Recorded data
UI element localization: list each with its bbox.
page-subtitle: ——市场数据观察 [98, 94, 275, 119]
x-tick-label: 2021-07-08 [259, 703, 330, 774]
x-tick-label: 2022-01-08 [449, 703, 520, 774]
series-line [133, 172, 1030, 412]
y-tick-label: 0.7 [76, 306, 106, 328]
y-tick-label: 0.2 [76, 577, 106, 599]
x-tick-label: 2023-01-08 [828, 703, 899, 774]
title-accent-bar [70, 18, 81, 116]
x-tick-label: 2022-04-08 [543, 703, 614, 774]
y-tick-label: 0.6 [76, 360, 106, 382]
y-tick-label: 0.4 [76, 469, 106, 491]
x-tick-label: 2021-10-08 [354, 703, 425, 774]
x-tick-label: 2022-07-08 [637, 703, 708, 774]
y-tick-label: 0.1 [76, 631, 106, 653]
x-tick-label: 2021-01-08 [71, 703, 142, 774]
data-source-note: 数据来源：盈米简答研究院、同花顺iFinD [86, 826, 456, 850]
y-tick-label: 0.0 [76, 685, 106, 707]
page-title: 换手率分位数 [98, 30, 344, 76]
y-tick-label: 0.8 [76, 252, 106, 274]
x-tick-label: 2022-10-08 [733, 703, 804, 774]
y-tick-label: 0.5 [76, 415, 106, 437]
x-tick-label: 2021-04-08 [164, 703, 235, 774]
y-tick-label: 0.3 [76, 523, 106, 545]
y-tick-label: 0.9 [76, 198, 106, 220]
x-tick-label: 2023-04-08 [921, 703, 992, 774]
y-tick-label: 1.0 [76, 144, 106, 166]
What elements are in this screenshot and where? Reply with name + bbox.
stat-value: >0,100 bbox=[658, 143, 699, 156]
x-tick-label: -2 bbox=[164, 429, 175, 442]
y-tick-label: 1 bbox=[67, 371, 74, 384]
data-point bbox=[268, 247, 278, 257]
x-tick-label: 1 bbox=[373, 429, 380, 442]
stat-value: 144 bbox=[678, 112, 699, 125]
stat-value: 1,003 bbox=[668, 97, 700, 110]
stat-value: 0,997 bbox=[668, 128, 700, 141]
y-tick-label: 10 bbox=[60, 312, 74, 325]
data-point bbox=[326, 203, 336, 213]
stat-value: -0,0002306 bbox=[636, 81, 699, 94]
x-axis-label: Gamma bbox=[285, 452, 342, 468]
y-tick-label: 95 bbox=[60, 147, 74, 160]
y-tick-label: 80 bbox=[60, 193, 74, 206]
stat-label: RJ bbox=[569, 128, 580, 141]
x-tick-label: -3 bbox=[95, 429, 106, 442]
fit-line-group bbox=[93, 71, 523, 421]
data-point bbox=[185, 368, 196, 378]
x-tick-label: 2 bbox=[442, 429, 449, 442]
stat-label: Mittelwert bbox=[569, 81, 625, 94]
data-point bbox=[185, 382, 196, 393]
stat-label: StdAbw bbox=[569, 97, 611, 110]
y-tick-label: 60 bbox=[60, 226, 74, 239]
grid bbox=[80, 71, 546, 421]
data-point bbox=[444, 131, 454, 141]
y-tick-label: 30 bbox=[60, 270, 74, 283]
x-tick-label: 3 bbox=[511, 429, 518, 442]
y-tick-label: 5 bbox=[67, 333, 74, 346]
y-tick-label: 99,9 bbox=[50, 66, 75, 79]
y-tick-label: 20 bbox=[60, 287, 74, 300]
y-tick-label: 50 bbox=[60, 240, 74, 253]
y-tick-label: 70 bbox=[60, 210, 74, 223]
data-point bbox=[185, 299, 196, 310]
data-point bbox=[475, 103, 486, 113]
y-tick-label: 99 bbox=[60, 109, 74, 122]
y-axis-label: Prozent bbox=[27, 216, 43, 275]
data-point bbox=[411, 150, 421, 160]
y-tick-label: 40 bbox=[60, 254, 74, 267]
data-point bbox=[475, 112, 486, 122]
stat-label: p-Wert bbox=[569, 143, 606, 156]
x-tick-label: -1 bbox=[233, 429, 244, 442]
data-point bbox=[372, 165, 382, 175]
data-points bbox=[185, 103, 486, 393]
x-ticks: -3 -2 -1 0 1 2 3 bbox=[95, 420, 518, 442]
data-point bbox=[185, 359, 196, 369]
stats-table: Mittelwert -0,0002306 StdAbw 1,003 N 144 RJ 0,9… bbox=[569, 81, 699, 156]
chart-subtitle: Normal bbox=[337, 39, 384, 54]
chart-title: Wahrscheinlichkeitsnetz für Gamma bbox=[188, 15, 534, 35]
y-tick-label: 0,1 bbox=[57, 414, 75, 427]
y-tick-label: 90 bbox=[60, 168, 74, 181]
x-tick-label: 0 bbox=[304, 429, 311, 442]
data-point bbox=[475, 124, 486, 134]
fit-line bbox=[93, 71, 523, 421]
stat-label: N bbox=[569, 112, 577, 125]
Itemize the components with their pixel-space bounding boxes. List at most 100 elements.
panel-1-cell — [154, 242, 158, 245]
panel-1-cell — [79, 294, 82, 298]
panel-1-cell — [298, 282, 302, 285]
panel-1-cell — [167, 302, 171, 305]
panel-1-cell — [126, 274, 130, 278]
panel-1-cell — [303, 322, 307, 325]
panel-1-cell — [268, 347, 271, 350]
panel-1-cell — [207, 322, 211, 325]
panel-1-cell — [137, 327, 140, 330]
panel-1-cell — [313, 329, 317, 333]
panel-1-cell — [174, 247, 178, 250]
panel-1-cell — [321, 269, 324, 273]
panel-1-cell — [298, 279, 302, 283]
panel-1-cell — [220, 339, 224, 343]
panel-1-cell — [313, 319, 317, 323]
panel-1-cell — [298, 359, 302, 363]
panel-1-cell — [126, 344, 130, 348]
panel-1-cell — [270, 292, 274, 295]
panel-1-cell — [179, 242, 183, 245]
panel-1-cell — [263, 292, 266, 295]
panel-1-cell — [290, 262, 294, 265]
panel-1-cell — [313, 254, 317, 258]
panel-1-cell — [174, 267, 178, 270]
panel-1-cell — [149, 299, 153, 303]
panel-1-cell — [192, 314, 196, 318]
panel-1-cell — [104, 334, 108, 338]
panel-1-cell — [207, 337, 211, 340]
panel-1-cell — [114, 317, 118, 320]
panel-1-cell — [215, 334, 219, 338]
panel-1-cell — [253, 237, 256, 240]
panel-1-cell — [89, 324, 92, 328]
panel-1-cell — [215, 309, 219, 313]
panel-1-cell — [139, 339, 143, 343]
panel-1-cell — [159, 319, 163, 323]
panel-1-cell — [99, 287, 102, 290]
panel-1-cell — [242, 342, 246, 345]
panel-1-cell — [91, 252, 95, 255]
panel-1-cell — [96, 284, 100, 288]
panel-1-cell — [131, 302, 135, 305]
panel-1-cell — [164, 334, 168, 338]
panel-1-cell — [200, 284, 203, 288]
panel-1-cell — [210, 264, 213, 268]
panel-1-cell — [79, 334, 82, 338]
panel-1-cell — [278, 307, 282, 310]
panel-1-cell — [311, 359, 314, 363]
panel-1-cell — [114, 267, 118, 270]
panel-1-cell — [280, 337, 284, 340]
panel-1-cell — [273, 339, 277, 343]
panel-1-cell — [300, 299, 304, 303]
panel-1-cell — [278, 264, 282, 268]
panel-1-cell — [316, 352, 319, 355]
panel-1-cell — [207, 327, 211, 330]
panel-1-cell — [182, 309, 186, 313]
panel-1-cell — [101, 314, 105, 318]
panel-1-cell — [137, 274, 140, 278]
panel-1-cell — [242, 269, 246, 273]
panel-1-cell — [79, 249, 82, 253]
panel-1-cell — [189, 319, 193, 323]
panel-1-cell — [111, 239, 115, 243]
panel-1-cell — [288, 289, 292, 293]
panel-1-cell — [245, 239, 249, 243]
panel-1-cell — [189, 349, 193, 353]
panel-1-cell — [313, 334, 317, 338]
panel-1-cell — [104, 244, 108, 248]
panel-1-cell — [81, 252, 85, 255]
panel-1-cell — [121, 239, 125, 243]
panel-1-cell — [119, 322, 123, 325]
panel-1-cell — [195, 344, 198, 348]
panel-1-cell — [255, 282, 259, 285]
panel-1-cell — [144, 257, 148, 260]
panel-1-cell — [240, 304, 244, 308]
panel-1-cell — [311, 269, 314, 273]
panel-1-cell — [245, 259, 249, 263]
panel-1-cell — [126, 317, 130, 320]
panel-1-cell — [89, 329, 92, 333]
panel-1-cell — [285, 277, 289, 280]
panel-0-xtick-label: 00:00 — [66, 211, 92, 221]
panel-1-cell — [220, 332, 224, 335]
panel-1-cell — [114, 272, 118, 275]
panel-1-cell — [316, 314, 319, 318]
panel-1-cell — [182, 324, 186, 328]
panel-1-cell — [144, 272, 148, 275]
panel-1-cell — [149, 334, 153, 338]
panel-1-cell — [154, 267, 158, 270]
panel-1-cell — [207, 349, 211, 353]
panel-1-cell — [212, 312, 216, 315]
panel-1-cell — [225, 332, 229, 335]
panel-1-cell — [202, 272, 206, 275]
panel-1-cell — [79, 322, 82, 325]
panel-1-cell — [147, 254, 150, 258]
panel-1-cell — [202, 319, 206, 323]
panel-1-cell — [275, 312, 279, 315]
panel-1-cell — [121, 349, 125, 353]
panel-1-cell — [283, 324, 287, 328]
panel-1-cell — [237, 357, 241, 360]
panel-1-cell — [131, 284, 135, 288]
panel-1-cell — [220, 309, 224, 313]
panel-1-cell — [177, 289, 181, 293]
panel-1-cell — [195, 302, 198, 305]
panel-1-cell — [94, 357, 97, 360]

= Instructions for the task =
Rewrite the material from its start through the line containing "x-tick-label: 1 bbox=[373, 429, 380, 442]", swapping "series-line" for "trend-line" and leaving everything else unchanged.

= Output for this task =
UI element localization: list each with its bbox.
page-subtitle: ——市场数据观察 [98, 94, 275, 119]
x-tick-label: 2021-07-08 [259, 703, 330, 774]
x-tick-label: 2022-01-08 [449, 703, 520, 774]
trend-line [133, 172, 1030, 412]
y-tick-label: 0.7 [76, 306, 106, 328]
y-tick-label: 0.2 [76, 577, 106, 599]
x-tick-label: 2023-01-08 [828, 703, 899, 774]
title-accent-bar [70, 18, 81, 116]
x-tick-label: 2022-04-08 [543, 703, 614, 774]
y-tick-label: 0.6 [76, 360, 106, 382]
y-tick-label: 0.4 [76, 469, 106, 491]
x-tick-label: 2021-10-08 [354, 703, 425, 774]
x-tick-label: 2022-07-08 [637, 703, 708, 774]
y-tick-label: 0.1 [76, 631, 106, 653]
x-tick-label: 2021-01-08 [71, 703, 142, 774]
data-source-note: 数据来源：盈米简答研究院、同花顺iFinD [86, 826, 456, 850]
y-tick-label: 0.0 [76, 685, 106, 707]
page-title: 换手率分位数 [98, 30, 344, 76]
y-tick-label: 0.8 [76, 252, 106, 274]
x-tick-label: 2022-10-08 [733, 703, 804, 774]
y-tick-label: 0.5 [76, 415, 106, 437]
x-tick-label: 2021-04-08 [164, 703, 235, 774]
y-tick-label: 0.3 [76, 523, 106, 545]
y-tick-label: 0.9 [76, 198, 106, 220]
x-tick-label: 2023-04-08 [921, 703, 992, 774]
y-tick-label: 1.0 [76, 144, 106, 166]
What elements are in this screenshot and where? Reply with name + bbox.
stat-value: >0,100 bbox=[658, 143, 699, 156]
x-tick-label: -2 bbox=[164, 429, 175, 442]
y-tick-label: 1 bbox=[67, 371, 74, 384]
data-point bbox=[268, 247, 278, 257]
x-tick-label: 1 bbox=[373, 429, 380, 442]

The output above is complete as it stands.